>> Start Information provided

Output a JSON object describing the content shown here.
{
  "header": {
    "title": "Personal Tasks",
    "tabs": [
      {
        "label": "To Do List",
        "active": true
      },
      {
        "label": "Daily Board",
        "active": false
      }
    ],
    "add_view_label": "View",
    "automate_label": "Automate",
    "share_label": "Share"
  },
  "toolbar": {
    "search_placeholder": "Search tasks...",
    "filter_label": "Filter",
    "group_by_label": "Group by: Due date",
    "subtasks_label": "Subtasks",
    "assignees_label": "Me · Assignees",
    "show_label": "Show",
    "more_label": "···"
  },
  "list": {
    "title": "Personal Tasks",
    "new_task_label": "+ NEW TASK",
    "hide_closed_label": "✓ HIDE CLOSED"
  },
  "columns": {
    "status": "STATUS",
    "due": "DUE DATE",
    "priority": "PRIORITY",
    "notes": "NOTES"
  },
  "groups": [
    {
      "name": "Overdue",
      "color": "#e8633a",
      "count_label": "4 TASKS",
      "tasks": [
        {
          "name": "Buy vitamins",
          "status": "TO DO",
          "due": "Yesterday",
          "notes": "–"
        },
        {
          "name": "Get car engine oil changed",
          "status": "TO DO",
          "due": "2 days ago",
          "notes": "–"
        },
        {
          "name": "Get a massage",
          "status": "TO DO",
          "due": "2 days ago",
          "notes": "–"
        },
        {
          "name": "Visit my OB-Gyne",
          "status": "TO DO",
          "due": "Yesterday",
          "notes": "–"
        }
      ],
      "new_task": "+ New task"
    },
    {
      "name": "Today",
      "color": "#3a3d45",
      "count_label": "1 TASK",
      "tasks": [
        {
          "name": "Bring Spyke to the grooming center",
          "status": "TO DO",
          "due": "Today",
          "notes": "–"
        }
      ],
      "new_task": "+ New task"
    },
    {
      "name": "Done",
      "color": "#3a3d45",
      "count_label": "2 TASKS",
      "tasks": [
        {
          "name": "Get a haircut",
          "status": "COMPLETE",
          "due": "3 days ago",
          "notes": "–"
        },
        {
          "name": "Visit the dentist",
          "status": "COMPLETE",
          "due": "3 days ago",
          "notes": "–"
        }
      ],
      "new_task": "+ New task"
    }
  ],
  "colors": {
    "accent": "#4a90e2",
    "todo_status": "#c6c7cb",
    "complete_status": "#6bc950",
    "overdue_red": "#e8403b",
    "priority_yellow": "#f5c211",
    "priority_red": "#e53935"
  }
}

>> End Information provided

Directions for this task: Determine the number of lines in the data that contain "Visit" as a word or string, and state only that number.

Result below: 2